WRITTEN EXERCISE:
Nothing but the lines from the one with "Output a JSON" to the final line should be returned, each exactly as it appears.

_ _ _ _ _ _ _

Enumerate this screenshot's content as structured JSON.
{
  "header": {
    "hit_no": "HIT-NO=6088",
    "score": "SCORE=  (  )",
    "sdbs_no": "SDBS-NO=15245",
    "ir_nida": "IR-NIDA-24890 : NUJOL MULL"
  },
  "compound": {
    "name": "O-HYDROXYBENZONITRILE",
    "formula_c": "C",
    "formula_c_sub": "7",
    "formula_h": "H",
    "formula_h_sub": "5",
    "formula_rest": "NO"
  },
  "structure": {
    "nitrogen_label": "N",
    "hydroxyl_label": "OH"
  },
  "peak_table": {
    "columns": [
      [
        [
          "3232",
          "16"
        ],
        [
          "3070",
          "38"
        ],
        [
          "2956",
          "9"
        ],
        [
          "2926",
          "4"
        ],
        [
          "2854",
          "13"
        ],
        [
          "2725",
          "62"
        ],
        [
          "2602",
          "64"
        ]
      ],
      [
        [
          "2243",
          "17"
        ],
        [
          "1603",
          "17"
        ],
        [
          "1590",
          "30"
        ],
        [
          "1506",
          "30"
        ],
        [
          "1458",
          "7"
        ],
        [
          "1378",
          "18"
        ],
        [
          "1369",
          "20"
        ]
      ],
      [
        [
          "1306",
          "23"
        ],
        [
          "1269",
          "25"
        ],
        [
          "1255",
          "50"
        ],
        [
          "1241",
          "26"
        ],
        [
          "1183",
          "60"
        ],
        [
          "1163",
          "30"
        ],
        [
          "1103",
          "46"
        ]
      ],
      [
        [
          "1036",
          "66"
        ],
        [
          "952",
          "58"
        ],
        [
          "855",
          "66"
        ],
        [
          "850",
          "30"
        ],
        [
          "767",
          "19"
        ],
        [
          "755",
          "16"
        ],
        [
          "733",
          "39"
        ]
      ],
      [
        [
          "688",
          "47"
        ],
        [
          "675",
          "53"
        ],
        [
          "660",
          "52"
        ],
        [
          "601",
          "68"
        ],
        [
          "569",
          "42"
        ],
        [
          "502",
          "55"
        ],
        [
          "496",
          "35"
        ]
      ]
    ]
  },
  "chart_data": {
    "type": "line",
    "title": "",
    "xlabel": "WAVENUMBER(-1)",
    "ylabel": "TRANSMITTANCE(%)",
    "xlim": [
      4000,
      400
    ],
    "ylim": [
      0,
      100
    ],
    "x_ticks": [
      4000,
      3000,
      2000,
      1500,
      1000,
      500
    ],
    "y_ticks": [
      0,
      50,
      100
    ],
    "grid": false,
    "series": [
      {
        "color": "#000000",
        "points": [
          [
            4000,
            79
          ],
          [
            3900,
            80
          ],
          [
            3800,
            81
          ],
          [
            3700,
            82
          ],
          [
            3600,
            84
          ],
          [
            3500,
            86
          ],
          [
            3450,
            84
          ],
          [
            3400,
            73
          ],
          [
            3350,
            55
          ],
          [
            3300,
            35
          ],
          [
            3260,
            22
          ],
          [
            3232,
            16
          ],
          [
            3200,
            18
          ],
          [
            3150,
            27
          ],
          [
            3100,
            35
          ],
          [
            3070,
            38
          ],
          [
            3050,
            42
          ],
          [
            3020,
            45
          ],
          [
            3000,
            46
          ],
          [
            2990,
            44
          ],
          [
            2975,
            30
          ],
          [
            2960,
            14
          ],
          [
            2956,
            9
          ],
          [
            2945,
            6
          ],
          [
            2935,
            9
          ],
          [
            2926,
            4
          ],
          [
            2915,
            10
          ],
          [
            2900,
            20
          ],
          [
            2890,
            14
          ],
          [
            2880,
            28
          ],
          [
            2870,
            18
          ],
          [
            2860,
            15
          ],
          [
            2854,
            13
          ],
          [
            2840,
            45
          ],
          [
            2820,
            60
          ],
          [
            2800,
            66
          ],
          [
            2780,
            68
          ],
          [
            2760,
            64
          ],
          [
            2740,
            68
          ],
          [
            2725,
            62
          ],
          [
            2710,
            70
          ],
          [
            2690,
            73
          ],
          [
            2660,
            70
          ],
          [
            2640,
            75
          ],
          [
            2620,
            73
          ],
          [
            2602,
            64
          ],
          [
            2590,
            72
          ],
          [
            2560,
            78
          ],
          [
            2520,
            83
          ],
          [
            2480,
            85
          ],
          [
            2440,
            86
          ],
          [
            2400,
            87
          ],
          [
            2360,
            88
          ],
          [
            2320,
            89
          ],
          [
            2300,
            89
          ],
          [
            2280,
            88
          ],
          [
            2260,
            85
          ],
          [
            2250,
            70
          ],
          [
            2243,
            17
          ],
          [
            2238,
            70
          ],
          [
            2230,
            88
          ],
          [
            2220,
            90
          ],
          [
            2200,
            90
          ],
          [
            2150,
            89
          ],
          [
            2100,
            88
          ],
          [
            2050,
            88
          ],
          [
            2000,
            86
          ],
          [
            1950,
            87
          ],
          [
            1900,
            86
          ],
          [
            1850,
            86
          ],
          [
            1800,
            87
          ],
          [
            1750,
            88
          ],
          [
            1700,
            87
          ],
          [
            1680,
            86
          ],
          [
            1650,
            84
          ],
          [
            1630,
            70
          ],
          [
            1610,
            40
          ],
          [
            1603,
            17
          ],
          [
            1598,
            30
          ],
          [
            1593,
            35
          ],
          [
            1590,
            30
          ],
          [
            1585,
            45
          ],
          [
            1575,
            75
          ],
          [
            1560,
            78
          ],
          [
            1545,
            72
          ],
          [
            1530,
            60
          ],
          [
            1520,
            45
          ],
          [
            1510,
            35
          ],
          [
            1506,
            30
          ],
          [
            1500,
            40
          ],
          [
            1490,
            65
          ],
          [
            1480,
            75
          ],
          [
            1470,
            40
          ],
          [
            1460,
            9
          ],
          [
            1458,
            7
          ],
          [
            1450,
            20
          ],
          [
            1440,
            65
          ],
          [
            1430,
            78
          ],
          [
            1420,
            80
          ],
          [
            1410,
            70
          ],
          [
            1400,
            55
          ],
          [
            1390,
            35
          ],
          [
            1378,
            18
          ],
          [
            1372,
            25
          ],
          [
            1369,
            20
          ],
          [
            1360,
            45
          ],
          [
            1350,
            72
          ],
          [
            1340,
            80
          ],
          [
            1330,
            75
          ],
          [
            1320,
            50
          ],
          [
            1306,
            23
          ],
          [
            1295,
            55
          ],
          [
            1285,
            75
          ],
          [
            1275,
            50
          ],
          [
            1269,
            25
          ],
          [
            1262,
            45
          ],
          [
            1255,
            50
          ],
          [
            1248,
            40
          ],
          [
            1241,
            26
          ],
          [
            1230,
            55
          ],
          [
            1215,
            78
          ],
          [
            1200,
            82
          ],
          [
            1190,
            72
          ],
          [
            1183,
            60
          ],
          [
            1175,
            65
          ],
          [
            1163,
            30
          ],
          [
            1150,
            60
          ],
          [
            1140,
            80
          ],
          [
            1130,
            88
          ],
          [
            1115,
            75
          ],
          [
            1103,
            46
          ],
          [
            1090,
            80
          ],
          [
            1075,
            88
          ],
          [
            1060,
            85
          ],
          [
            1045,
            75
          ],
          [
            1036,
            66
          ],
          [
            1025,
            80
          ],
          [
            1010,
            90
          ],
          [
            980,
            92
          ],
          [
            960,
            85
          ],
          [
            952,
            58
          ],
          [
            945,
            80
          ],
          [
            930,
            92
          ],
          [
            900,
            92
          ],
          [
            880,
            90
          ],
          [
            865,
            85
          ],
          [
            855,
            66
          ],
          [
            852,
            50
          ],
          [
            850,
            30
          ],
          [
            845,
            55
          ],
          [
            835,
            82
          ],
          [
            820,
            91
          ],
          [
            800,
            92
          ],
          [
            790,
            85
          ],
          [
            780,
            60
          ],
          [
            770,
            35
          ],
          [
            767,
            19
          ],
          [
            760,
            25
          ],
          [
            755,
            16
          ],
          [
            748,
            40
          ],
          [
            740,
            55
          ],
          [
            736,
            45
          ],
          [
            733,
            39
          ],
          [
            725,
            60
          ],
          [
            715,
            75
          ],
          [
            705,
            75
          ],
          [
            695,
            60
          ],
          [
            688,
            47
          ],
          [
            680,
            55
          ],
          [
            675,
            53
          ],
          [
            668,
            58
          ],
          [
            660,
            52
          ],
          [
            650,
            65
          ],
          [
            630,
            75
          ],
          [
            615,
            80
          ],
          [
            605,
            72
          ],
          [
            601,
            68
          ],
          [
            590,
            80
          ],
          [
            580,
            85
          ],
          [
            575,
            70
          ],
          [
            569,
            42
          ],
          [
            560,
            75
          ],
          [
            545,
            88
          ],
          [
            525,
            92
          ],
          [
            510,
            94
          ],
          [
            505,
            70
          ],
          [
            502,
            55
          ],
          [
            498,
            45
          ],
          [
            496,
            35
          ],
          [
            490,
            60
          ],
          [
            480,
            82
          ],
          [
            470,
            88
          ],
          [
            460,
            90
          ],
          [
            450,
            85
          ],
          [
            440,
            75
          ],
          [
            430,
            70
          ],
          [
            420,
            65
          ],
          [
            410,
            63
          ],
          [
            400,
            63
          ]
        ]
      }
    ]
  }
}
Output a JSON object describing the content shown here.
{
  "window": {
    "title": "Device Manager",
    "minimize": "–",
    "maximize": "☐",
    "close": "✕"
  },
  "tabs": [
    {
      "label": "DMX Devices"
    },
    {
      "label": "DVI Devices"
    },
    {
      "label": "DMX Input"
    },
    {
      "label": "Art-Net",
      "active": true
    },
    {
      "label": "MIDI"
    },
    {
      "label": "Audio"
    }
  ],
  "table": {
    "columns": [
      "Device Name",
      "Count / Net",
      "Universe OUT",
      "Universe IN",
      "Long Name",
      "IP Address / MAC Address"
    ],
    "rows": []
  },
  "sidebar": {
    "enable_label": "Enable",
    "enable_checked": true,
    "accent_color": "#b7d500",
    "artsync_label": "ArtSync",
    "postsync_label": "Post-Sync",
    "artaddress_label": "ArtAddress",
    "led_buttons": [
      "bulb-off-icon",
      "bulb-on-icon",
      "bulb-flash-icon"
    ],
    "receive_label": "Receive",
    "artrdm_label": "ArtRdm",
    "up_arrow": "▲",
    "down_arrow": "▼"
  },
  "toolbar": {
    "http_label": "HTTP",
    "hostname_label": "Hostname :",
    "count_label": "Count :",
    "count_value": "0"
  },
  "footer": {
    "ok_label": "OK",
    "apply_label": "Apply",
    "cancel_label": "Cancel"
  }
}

_ _ _ _ _ _ _

EXPECTED OUTPUT:
Output a JSON object describing the content shown here.
{
  "window": {
    "title": "Device Manager",
    "minimize": "–",
    "maximize": "☐",
    "close": "✕"
  },
  "tabs": [
    {
      "label": "DMX Devices"
    },
    {
      "label": "DVI Devices"
    },
    {
      "label": "DMX Input"
    },
    {
      "label": "Art-Net",
      "active": true
    },
    {
      "label": "MIDI"
    },
    {
      "label": "Audio"
    }
  ],
  "table": {
    "columns": [
      "Device Name",
      "Count / Net",
      "Universe OUT",
      "Universe IN",
      "Long Name",
      "IP Address / MAC Address"
    ],
    "rows": []
  },
  "sidebar": {
    "enable_label": "Enable",
    "enable_checked": true,
    "accent_color": "#b7d500",
    "artsync_label": "ArtSync",
    "postsync_label": "Post-Sync",
    "artaddress_label": "ArtAddress",
    "led_buttons": [
      "bulb-off-icon",
      "bulb-on-icon",
      "bulb-flash-icon"
    ],
    "receive_label": "Receive",
    "artrdm_label": "ArtRdm",
    "up_arrow": "▲",
    "down_arrow": "▼"
  },
  "toolbar": {
    "http_label": "HTTP",
    "hostname_label": "Hostname :",
    "count_label": "Count :",
    "count_value": "0"
  },
  "footer": {
    "ok_label": "OK",
    "apply_label": "Apply",
    "cancel_label": "Cancel"
  }
}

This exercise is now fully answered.